§ **Saved data entries**:
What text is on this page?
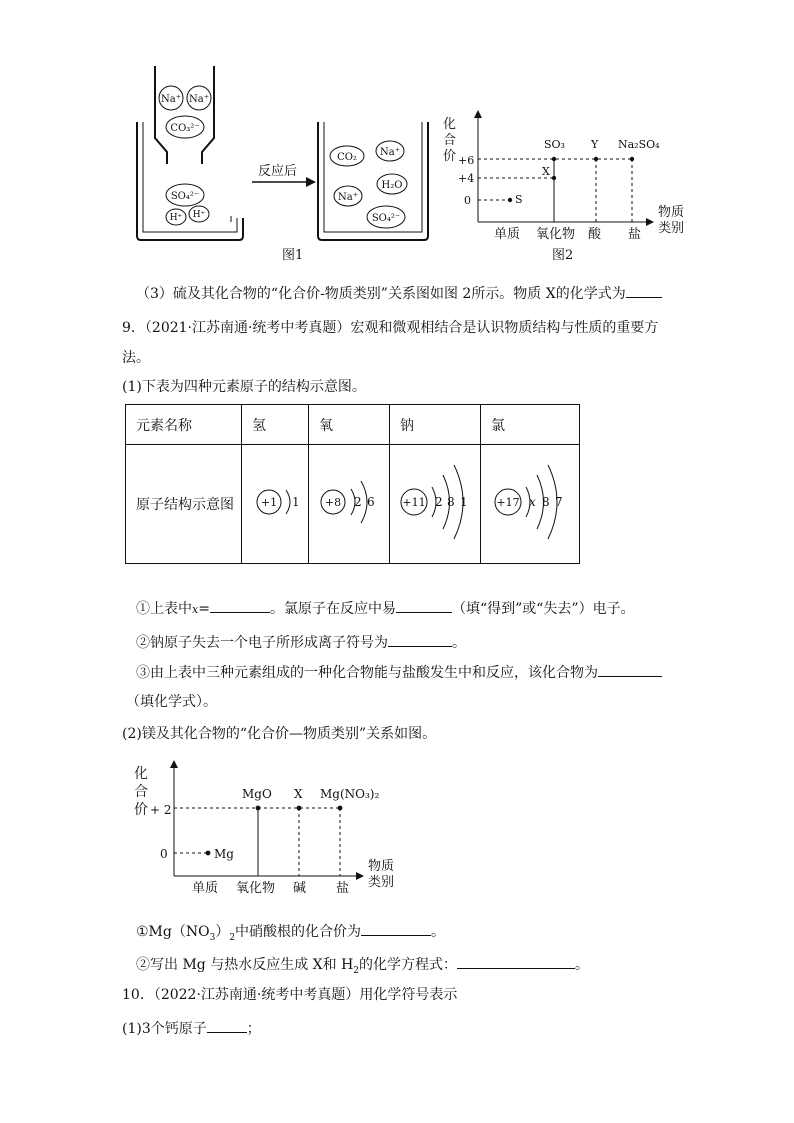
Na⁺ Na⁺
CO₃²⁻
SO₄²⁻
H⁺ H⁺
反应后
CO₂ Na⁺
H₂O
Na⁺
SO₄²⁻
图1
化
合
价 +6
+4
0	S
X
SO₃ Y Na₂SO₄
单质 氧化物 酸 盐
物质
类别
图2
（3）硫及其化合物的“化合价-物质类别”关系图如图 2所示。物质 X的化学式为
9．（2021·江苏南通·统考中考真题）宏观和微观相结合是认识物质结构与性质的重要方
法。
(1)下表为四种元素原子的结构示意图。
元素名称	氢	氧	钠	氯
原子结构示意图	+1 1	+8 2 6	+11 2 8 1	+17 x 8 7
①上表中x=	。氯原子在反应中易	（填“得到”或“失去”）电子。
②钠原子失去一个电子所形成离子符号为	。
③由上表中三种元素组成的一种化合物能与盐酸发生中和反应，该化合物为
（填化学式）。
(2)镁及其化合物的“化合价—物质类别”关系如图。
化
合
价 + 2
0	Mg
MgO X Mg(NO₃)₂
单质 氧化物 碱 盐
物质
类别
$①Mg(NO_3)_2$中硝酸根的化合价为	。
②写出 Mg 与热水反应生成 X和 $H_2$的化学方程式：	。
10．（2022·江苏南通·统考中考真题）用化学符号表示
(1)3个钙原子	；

§ **YOUR GOAL**:
Copy every entry exactly as written. Pictures are excluded.

§ **SOLVED PROBLEM**:
What text is on this page?
Na⁺ Na⁺
CO₃²⁻
SO₄²⁻
H⁺ H⁺
反应后
CO₂ Na⁺
H₂O
Na⁺
SO₄²⁻
图1
化
合
价 +6
+4
0	S
X
SO₃ Y Na₂SO₄
单质 氧化物 酸 盐
物质
类别
图2
（3）硫及其化合物的“化合价-物质类别”关系图如图 2所示。物质 X的化学式为
9．（2021·江苏南通·统考中考真题）宏观和微观相结合是认识物质结构与性质的重要方
法。
(1)下表为四种元素原子的结构示意图。
元素名称	氢	氧	钠	氯
原子结构示意图	+1 1	+8 2 6	+11 2 8 1	+17 x 8 7
①上表中x=	。氯原子在反应中易	（填“得到”或“失去”）电子。
②钠原子失去一个电子所形成离子符号为	。
③由上表中三种元素组成的一种化合物能与盐酸发生中和反应，该化合物为
（填化学式）。
(2)镁及其化合物的“化合价—物质类别”关系如图。
化
合
价 + 2
0	Mg
MgO X Mg(NO₃)₂
单质 氧化物 碱 盐
物质
类别
$①Mg(NO_3)_2$中硝酸根的化合价为	。
②写出 Mg 与热水反应生成 X和 $H_2$的化学方程式：	。
10．（2022·江苏南通·统考中考真题）用化学符号表示
(1)3个钙原子	；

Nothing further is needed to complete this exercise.